> **Information given**
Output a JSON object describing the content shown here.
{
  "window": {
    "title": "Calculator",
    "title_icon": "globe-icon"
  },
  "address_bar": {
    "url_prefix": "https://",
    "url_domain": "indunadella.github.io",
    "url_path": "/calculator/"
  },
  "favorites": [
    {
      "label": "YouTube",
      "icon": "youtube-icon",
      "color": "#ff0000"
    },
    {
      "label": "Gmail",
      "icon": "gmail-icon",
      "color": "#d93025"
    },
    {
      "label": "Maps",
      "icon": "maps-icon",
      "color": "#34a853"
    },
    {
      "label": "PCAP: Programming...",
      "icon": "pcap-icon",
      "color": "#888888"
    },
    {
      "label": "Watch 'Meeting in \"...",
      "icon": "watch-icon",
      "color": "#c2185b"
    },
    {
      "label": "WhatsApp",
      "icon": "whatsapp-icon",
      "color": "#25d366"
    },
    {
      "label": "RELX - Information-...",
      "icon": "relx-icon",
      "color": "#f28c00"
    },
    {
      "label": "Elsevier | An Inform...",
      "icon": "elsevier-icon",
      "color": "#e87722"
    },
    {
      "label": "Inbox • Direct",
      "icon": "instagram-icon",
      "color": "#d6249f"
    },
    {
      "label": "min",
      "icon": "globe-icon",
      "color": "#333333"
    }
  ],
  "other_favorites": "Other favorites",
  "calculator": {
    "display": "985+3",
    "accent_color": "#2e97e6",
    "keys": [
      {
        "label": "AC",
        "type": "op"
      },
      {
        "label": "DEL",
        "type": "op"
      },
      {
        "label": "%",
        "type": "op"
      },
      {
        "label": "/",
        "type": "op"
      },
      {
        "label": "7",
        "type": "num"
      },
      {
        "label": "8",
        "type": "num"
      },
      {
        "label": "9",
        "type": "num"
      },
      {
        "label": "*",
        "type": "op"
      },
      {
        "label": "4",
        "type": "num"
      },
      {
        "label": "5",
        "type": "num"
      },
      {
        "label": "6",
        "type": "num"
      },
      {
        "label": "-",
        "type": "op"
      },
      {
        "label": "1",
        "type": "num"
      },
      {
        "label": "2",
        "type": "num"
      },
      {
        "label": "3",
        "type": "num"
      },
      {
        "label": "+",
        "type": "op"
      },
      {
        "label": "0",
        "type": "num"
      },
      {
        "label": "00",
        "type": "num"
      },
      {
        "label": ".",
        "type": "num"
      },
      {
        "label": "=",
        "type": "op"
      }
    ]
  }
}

> **Exercise instructions**
Write down every line of the data above that includes the string "favorites".

> **Exercise output**
  "favorites": [
  "other_favorites": "Other favorites",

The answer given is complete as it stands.